_PROMPT 1:_
In the article about Ted Cruz's half-sister, which school did Cruz take out a loan to send his nephew Joey to?
_PROMPT 2:_
Revise the article about Cruz's half-sister by rewriting it from "The New York Times detailed" up to and including "story published Thursday.", with "drug addiction" replaced by "substance abuse".

_SUPPLIED PASSAGE:_
******************************

New York Times Details Story of Cruz's Half-Sister's Drug Addiction

“She was so sweet and full of life."

The New York Times detailed the story of Republican presidential candidate Ted Cruz’s half-sister Miriam Cruz’s struggle with drug addiction in a story published Thursday.

Cruz has discussed his sister’s life and death on the campaign trail, and the New York Times interviewed several of her friends and acquaintances about the story.

During a debate in New Hampshire last month, Cruz addressed Miriam’s battle with addiction.

“My older sister, Miriam, who was my half-sister, struggled her whole life with drug and alcohol addiction,” Cruz said. “My father and her mom divorced when she was a little girl and she was angry her whole life, and she ended up marrying a man who had been in and out of jail. She then became a single mom and she herself went to jail several times and she ended up spending some time in a crack house. I still remember my father and me driving up to get Miriam out of that crack house to try to convince her she needed to be a mom to — to my nephew Joey.”

Cruz continued:

She wasn’t willing to listen. She was not willing to change the path she was on. She was angry. I was — had just gotten my first job coming out of law school. I took a $20,000 loan on a credit card to put my nephew, Joey, in Valley Forge Military Academy — he was in sixth grade at the time, to pay his way through that. And about five, six years ago, Miriam died of an overdose. It was — the coroner ruled it accidental. We don’t know. She went to bed one night, had taken too many pills, and Joey walked in and found her dead.

Cruz said that solving the “absolute epidemic” of drug and alcohol addiction “has to occur at the state and local level with programs like A.A., and counseling, and churches and charities,” and called for “securing the borders,” because “you have got Mexican cartels that are smuggling vast amounts of heroin into this country.”

“And as president, I will secure the border, we will end this deluge of drugs that is flowing over our southern border and that is killing Americans across this country,” Cruz said.

******************************

_RECORDS SUPPLIED:_
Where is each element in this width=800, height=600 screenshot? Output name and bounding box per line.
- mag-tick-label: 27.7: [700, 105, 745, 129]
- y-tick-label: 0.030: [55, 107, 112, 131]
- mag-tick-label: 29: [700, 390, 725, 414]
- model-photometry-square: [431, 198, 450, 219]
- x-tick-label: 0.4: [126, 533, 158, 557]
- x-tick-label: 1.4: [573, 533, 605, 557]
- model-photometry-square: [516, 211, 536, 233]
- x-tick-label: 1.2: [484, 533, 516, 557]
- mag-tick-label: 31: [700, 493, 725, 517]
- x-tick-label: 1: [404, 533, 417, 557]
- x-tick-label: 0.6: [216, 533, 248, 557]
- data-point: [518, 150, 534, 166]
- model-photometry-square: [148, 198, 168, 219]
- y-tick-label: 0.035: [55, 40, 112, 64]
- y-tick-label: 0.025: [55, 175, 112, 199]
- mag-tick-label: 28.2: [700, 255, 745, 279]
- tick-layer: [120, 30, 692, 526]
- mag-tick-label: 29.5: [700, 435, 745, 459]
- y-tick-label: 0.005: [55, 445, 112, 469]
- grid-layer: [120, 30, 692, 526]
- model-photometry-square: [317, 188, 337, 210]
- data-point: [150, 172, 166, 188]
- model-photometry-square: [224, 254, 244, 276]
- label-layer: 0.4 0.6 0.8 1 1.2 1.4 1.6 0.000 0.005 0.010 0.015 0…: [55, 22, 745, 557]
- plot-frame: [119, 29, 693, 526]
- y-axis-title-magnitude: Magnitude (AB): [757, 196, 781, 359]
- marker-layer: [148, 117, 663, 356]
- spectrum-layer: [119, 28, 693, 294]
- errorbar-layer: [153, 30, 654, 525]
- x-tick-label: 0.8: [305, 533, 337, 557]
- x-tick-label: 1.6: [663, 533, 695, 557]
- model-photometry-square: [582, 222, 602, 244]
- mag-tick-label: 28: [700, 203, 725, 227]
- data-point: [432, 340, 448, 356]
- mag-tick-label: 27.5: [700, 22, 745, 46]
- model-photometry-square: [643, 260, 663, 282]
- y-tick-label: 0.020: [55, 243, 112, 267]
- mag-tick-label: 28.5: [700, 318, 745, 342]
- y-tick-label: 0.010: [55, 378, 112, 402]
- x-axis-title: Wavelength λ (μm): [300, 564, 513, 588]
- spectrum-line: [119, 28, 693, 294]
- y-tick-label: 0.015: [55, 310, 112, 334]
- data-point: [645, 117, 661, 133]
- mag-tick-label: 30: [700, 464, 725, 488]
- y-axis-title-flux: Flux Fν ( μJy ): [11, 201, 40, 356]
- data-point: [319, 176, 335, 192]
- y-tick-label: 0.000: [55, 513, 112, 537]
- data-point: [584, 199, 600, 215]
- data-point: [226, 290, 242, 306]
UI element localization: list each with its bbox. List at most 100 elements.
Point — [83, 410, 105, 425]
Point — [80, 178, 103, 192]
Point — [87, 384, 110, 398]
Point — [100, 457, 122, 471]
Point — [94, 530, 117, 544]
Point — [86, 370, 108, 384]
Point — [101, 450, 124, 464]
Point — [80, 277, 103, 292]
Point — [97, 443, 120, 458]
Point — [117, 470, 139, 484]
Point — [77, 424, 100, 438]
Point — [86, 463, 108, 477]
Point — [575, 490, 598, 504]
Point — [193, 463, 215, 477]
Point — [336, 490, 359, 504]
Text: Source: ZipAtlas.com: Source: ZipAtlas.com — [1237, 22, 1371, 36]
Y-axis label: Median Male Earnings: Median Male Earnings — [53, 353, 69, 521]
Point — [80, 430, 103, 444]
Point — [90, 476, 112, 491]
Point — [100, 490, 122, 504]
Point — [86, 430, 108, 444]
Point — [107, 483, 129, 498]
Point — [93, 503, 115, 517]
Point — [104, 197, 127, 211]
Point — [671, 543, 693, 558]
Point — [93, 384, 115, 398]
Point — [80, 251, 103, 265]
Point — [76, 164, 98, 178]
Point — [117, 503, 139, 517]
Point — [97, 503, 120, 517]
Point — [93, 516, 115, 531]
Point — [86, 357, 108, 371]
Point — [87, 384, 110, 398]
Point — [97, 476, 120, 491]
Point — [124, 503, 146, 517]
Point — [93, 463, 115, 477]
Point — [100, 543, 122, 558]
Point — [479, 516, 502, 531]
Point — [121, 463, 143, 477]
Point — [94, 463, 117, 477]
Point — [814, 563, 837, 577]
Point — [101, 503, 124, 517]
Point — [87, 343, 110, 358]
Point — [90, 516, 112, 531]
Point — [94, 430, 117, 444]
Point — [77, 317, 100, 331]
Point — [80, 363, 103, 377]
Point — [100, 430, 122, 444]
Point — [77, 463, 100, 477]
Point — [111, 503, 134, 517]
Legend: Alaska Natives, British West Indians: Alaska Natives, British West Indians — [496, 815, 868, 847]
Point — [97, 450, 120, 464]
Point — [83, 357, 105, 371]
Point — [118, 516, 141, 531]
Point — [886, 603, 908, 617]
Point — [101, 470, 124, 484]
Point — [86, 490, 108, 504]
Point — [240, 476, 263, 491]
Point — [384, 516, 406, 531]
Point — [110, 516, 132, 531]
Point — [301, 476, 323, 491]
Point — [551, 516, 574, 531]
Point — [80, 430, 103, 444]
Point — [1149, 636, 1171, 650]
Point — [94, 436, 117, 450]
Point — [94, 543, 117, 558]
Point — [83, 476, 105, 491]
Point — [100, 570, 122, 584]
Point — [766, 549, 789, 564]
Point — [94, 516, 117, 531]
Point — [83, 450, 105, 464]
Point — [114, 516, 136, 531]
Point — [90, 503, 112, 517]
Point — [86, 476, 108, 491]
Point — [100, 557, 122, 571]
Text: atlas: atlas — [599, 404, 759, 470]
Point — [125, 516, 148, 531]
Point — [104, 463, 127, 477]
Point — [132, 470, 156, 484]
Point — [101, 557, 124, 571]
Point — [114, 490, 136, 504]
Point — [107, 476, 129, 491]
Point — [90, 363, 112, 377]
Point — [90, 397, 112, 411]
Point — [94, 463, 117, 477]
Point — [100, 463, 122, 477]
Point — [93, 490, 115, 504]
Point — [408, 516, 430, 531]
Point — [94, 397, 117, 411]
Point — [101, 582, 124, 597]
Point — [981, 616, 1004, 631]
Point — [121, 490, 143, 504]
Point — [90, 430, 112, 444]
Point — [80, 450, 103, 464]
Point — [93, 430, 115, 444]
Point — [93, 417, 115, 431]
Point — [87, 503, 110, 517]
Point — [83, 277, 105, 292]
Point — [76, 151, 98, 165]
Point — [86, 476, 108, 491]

******************************

_FINAL ANSWER 1:_
Valley Forge Military Academy

_FINAL ANSWER 2:_
The New York Times detailed the story of Republican presidential candidate Ted Cruz’s half-sister Miriam Cruz’s struggle with substance abuse in a story published Thursday.